> GIVEN REQUEST
Transcribe each record exactly. Include every one.

> Stored entries
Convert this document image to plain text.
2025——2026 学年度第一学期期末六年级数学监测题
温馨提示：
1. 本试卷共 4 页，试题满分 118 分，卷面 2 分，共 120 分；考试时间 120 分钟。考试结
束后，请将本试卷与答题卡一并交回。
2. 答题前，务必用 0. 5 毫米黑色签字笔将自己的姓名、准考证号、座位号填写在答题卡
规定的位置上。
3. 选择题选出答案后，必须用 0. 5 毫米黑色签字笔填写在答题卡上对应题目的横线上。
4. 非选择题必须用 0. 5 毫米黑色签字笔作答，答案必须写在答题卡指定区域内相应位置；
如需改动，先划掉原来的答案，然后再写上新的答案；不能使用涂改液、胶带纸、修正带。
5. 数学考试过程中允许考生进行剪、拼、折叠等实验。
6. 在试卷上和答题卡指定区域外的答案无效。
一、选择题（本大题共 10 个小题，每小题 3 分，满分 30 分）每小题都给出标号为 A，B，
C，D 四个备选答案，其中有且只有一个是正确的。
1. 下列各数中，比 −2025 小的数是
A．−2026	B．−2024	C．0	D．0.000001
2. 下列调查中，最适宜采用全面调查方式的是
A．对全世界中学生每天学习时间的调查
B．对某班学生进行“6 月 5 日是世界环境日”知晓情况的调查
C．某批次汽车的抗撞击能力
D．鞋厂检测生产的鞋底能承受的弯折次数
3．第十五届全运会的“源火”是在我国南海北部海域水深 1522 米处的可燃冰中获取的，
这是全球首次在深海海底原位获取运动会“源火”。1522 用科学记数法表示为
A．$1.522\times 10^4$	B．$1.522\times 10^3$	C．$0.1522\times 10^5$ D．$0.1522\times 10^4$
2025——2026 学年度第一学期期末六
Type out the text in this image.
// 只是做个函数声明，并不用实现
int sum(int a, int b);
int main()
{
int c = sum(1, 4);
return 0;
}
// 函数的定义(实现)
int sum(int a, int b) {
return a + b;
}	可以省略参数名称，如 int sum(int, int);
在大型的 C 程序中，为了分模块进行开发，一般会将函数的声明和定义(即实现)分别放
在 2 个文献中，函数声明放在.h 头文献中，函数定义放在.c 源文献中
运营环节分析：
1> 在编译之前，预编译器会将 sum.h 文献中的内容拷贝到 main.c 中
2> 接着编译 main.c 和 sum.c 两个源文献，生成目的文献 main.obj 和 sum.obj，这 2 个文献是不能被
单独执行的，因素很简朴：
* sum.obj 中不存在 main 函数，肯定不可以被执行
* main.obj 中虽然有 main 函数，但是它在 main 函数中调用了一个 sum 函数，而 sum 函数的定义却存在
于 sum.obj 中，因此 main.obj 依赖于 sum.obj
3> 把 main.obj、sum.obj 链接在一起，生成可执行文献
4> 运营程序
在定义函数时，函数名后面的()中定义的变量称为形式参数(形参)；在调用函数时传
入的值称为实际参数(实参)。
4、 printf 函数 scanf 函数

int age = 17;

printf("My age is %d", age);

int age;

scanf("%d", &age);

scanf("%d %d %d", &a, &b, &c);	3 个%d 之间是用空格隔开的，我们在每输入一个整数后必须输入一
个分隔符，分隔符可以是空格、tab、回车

> EXPECTED ANSWER
Convert this document image to plain text.
2025——2026 学年度第一学期期末六年级数学监测题
温馨提示：
1. 本试卷共 4 页，试题满分 118 分，卷面 2 分，共 120 分；考试时间 120 分钟。考试结
束后，请将本试卷与答题卡一并交回。
2. 答题前，务必用 0. 5 毫米黑色签字笔将自己的姓名、准考证号、座位号填写在答题卡
规定的位置上。
3. 选择题选出答案后，必须用 0. 5 毫米黑色签字笔填写在答题卡上对应题目的横线上。
4. 非选择题必须用 0. 5 毫米黑色签字笔作答，答案必须写在答题卡指定区域内相应位置；
如需改动，先划掉原来的答案，然后再写上新的答案；不能使用涂改液、胶带纸、修正带。
5. 数学考试过程中允许考生进行剪、拼、折叠等实验。
6. 在试卷上和答题卡指定区域外的答案无效。
一、选择题（本大题共 10 个小题，每小题 3 分，满分 30 分）每小题都给出标号为 A，B，
C，D 四个备选答案，其中有且只有一个是正确的。
1. 下列各数中，比 −2025 小的数是
A．−2026	B．−2024	C．0	D．0.000001
2. 下列调查中，最适宜采用全面调查方式的是
A．对全世界中学生每天学习时间的调查
B．对某班学生进行“6 月 5 日是世界环境日”知晓情况的调查
C．某批次汽车的抗撞击能力
D．鞋厂检测生产的鞋底能承受的弯折次数
3．第十五届全运会的“源火”是在我国南海北部海域水深 1522 米处的可燃冰中获取的，
这是全球首次在深海海底原位获取运动会“源火”。1522 用科学记数法表示为
A．$1.522\times 10^4$	B．$1.522\times 10^3$	C．$0.1522\times 10^5$ D．$0.1522\times 10^4$
2025——2026 学年度第一学期期末六
Type out the text in this image.
// 只是做个函数声明，并不用实现
int sum(int a, int b);
int main()
{
int c = sum(1, 4);
return 0;
}
// 函数的定义(实现)
int sum(int a, int b) {
return a + b;
}	可以省略参数名称，如 int sum(int, int);
在大型的 C 程序中，为了分模块进行开发，一般会将函数的声明和定义(即实现)分别放
在 2 个文献中，函数声明放在.h 头文献中，函数定义放在.c 源文献中
运营环节分析：
1> 在编译之前，预编译器会将 sum.h 文献中的内容拷贝到 main.c 中
2> 接着编译 main.c 和 sum.c 两个源文献，生成目的文献 main.obj 和 sum.obj，这 2 个文献是不能被
单独执行的，因素很简朴：
* sum.obj 中不存在 main 函数，肯定不可以被执行
* main.obj 中虽然有 main 函数，但是它在 main 函数中调用了一个 sum 函数，而 sum 函数的定义却存在
于 sum.obj 中，因此 main.obj 依赖于 sum.obj
3> 把 main.obj、sum.obj 链接在一起，生成可执行文献
4> 运营程序
在定义函数时，函数名后面的()中定义的变量称为形式参数(形参)；在调用函数时传
入的值称为实际参数(实参)。
4、 printf 函数 scanf 函数

int age = 17;

printf("My age is %d", age);

int age;

scanf("%d", &age);

scanf("%d %d %d", &a, &b, &c);	3 个%d 之间是用空格隔开的，我们在每输入一个整数后必须输入一
个分隔符，分隔符可以是空格、tab、回车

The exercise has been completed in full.